- GIVEN INSTRUCTION:
Write out again only the lines between the one with "What text is on this page?" and the end of the records below, both ends counted, and don't include the pictures.

- DATASET CONTENT:
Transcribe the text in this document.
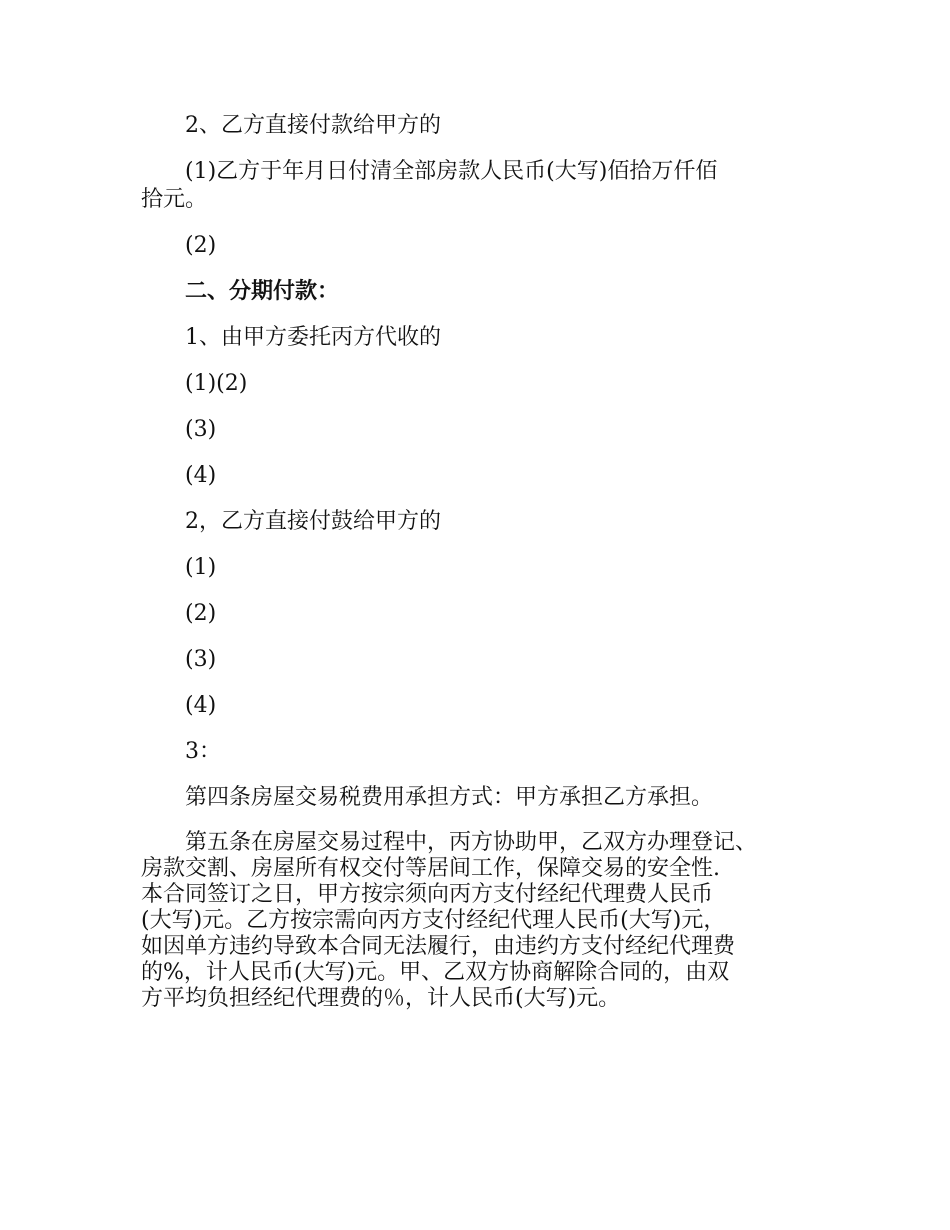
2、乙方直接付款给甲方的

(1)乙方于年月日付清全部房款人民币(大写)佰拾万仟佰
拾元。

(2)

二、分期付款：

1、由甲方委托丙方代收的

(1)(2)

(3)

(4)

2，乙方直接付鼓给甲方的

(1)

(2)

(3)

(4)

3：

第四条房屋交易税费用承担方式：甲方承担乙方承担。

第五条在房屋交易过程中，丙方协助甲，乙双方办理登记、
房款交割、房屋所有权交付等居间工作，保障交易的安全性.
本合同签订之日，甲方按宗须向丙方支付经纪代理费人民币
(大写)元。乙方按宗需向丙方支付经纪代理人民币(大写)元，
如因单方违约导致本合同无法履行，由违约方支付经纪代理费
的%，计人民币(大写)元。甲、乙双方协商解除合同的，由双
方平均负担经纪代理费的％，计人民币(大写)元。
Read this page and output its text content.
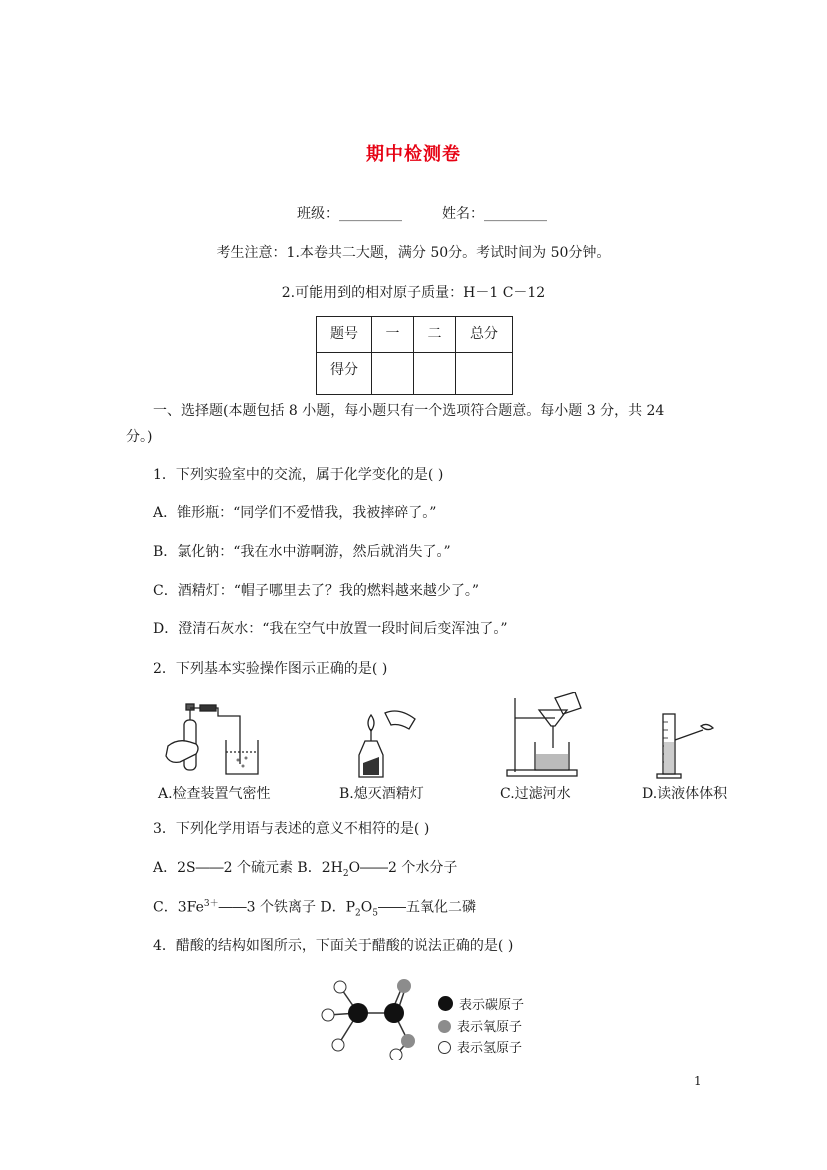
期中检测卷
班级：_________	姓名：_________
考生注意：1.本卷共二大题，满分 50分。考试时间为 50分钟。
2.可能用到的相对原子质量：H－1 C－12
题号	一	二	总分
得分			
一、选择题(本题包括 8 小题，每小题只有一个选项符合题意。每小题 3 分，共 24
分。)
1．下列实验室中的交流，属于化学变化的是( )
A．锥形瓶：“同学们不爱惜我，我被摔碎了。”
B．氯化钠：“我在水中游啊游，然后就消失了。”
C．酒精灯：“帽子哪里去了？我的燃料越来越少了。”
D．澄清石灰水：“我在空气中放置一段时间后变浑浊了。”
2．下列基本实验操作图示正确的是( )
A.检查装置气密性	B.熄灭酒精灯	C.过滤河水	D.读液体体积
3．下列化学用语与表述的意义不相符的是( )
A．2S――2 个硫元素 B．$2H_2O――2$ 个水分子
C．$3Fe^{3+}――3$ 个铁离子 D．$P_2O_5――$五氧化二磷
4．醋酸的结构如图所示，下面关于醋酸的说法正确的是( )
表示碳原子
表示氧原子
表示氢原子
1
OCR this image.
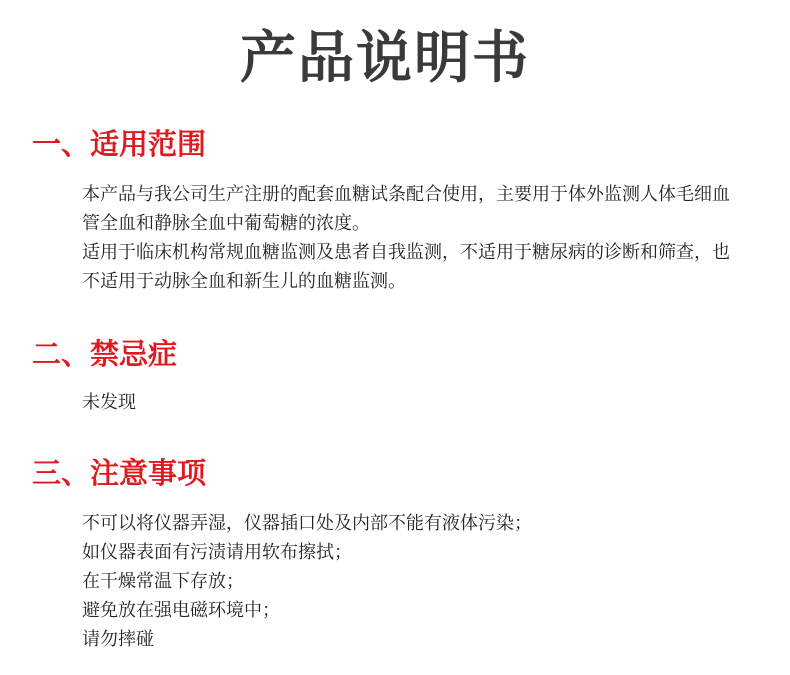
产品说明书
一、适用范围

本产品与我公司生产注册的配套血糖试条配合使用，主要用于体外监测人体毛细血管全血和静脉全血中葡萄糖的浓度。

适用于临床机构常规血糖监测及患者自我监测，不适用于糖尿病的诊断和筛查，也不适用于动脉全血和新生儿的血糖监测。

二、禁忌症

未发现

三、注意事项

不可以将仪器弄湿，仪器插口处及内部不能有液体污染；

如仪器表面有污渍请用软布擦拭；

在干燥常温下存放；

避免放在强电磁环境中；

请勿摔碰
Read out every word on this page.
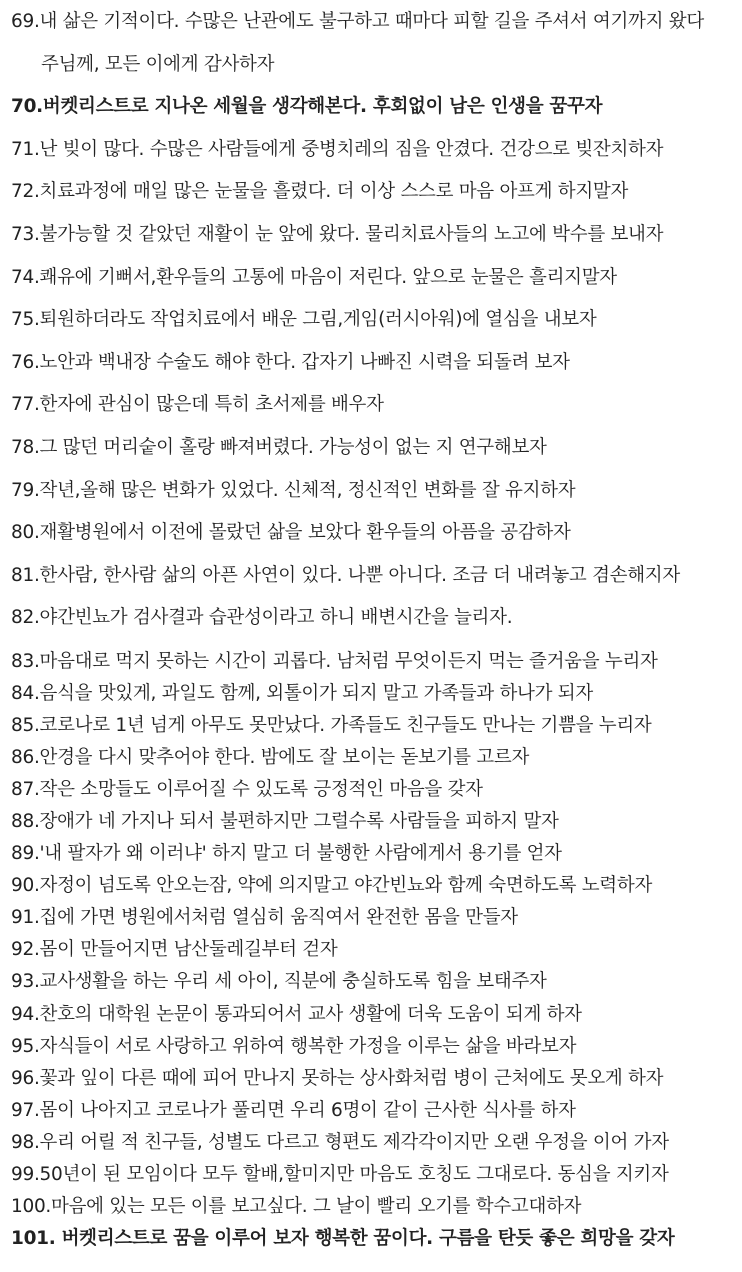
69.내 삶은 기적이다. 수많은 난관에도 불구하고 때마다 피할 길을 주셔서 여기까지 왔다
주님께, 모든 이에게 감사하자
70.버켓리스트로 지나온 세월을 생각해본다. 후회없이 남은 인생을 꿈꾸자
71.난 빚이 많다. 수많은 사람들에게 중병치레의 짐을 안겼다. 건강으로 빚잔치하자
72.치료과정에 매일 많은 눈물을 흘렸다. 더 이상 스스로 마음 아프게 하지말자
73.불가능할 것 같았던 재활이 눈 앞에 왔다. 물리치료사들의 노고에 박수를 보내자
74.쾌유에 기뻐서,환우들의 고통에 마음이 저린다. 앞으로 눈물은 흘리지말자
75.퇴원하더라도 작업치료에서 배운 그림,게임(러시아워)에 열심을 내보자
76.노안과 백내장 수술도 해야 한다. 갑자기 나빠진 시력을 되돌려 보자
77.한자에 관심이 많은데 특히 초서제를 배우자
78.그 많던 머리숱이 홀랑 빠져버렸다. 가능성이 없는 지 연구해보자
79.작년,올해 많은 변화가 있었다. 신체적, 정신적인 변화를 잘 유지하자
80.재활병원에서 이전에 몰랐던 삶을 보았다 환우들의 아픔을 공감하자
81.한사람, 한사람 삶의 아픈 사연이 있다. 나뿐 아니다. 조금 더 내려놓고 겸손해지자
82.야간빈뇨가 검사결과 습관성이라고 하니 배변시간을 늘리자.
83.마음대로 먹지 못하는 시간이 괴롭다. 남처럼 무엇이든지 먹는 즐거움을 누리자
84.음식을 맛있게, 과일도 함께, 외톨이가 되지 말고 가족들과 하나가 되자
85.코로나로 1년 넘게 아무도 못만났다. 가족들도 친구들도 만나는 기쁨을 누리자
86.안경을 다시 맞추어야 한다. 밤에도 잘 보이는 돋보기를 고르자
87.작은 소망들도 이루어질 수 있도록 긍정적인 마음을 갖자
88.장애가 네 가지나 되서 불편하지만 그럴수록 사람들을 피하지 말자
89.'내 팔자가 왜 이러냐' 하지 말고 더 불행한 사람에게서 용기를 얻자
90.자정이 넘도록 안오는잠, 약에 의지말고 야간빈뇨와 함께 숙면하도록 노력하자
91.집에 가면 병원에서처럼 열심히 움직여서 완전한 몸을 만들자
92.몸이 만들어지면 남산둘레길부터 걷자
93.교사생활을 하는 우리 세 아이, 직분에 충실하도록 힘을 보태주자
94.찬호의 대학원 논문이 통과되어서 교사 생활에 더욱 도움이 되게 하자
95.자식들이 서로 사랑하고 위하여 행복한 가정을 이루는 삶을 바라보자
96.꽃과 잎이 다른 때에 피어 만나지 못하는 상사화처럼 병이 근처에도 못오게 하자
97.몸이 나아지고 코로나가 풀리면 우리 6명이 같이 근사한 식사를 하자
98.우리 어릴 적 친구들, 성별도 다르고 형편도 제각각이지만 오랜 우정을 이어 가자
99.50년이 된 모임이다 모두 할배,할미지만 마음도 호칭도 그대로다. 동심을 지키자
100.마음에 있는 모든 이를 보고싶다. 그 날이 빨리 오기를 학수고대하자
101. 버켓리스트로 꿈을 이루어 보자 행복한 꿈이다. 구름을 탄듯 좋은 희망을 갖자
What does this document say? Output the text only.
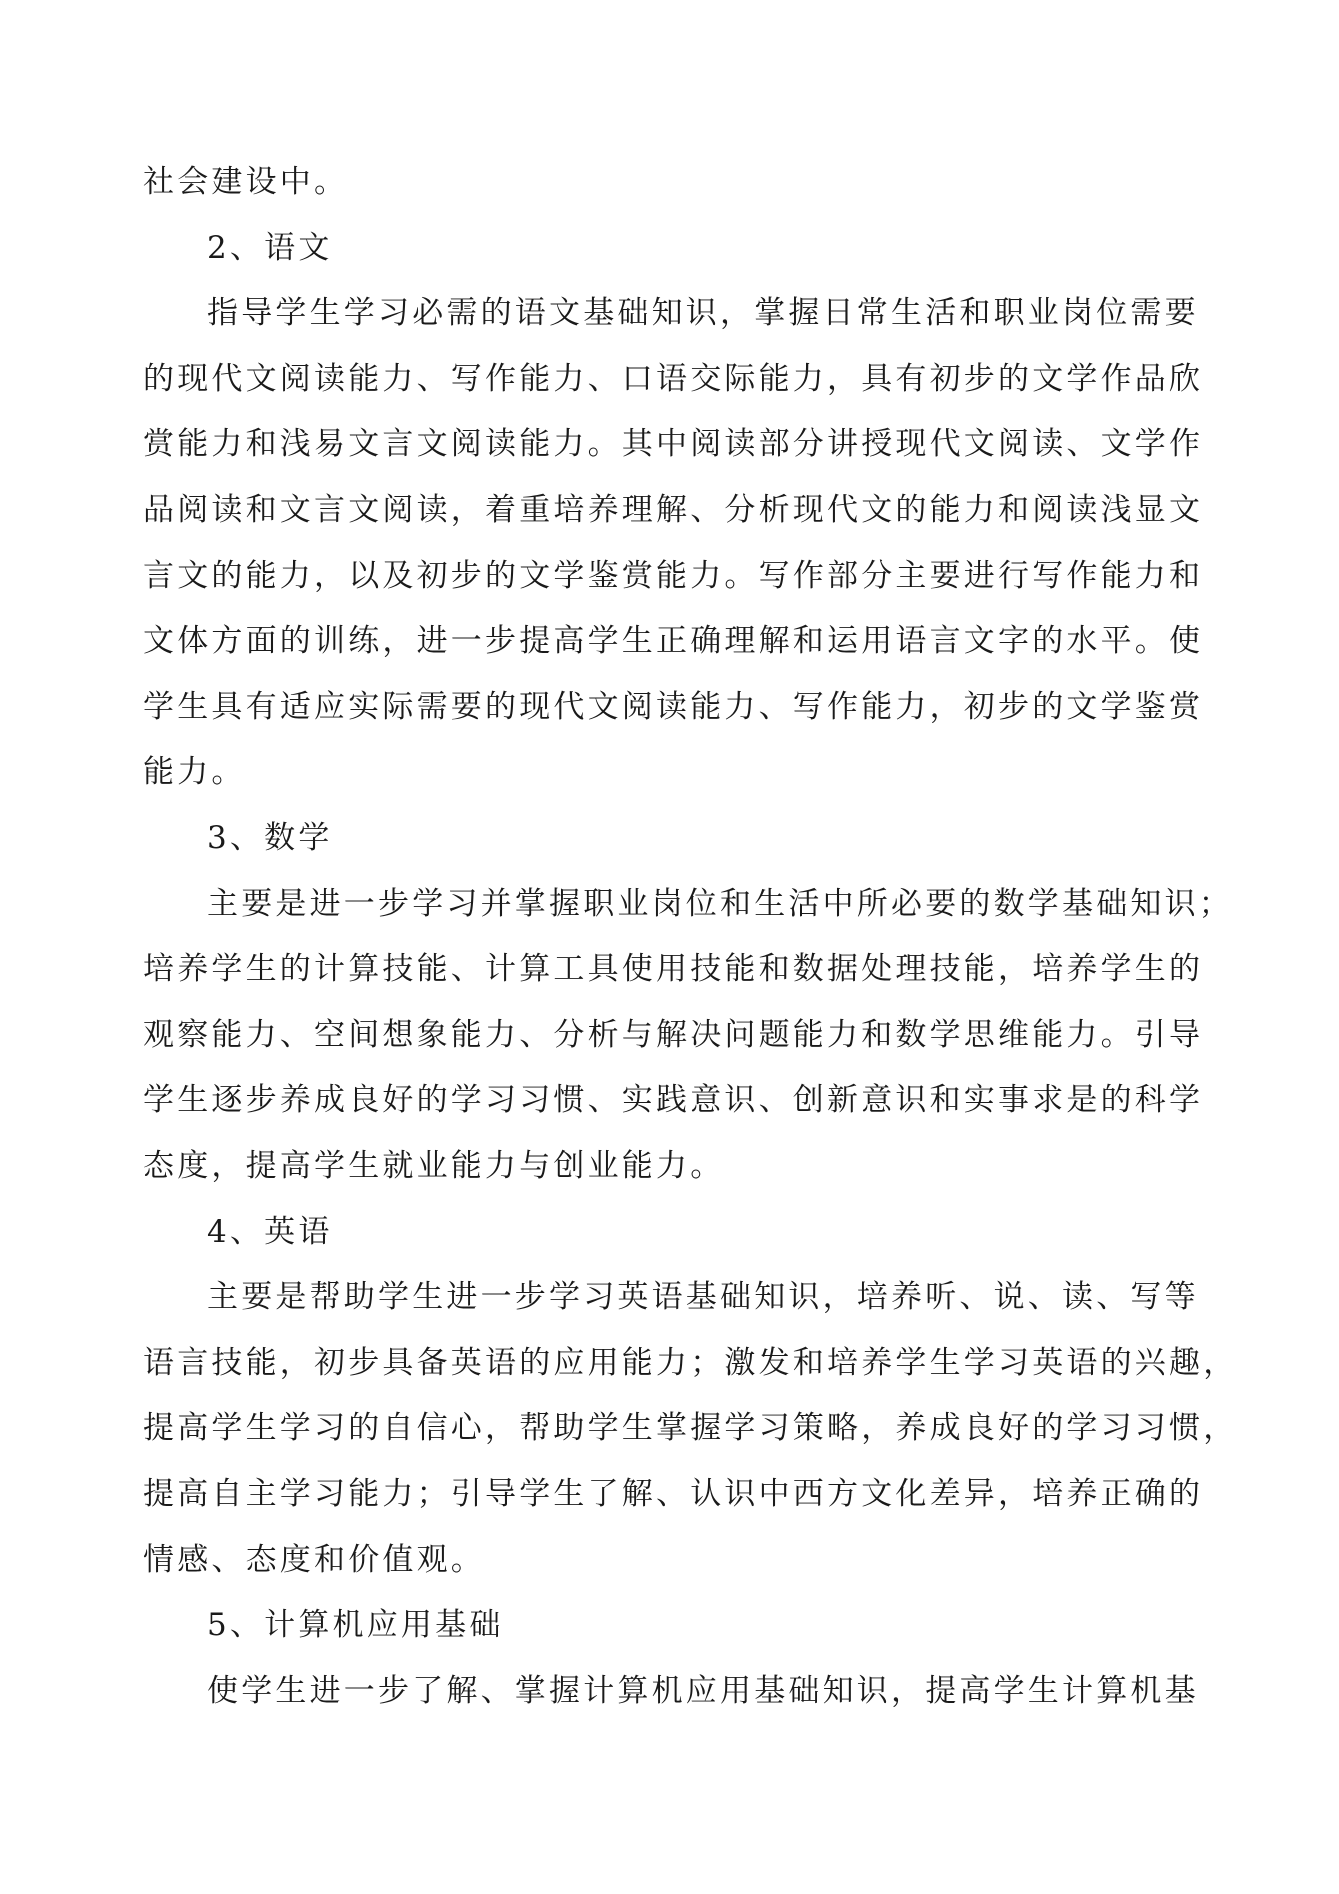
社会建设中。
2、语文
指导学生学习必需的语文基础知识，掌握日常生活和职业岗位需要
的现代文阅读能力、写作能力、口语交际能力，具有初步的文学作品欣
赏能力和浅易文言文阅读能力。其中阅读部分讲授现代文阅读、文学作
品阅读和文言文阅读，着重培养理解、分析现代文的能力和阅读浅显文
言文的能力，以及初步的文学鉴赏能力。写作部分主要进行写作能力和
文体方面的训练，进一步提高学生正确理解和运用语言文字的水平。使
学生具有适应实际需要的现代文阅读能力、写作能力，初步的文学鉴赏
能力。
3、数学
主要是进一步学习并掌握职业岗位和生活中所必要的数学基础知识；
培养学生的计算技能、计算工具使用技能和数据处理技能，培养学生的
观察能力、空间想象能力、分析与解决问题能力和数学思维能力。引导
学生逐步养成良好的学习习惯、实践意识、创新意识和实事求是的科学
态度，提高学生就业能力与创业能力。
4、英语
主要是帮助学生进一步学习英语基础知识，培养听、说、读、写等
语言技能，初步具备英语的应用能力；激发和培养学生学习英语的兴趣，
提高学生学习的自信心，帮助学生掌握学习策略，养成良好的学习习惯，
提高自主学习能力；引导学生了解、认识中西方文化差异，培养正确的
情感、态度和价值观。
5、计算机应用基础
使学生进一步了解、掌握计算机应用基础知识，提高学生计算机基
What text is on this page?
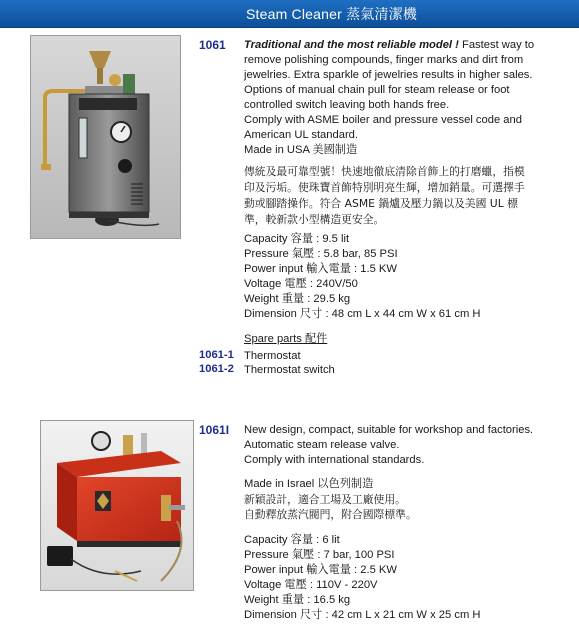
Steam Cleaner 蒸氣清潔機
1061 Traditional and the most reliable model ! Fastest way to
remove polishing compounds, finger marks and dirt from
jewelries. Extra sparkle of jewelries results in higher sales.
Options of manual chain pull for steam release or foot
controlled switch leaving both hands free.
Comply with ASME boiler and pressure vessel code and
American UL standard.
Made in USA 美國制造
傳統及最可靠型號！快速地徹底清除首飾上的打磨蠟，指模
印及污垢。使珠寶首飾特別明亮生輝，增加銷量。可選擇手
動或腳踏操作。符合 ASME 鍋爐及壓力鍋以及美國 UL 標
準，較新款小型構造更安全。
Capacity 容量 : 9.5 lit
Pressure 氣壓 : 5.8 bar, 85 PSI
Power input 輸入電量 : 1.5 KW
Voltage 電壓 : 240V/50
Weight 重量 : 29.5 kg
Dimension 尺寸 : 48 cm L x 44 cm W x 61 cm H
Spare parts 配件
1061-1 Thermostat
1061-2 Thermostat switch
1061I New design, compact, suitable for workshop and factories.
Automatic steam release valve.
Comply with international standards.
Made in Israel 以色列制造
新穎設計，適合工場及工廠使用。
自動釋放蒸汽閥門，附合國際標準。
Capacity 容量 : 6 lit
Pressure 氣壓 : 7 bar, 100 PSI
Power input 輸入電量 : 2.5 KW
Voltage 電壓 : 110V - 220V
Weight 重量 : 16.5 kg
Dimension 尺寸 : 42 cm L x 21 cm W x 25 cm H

- RESULT OF THE EXERCISE:
What text is on this page?
Steam Cleaner 蒸氣清潔機
1061 Traditional and the most reliable model ! Fastest way to
remove polishing compounds, finger marks and dirt from
jewelries. Extra sparkle of jewelries results in higher sales.
Options of manual chain pull for steam release or foot
controlled switch leaving both hands free.
Comply with ASME boiler and pressure vessel code and
American UL standard.
Made in USA 美國制造
傳統及最可靠型號！快速地徹底清除首飾上的打磨蠟，指模
印及污垢。使珠寶首飾特別明亮生輝，增加銷量。可選擇手
動或腳踏操作。符合 ASME 鍋爐及壓力鍋以及美國 UL 標
準，較新款小型構造更安全。
Capacity 容量 : 9.5 lit
Pressure 氣壓 : 5.8 bar, 85 PSI
Power input 輸入電量 : 1.5 KW
Voltage 電壓 : 240V/50
Weight 重量 : 29.5 kg
Dimension 尺寸 : 48 cm L x 44 cm W x 61 cm H
Spare parts 配件
1061-1 Thermostat
1061-2 Thermostat switch
1061I New design, compact, suitable for workshop and factories.
Automatic steam release valve.
Comply with international standards.
Made in Israel 以色列制造
新穎設計，適合工場及工廠使用。
自動釋放蒸汽閥門，附合國際標準。
Capacity 容量 : 6 lit
Pressure 氣壓 : 7 bar, 100 PSI
Power input 輸入電量 : 2.5 KW
Voltage 電壓 : 110V - 220V
Weight 重量 : 16.5 kg
Dimension 尺寸 : 42 cm L x 21 cm W x 25 cm H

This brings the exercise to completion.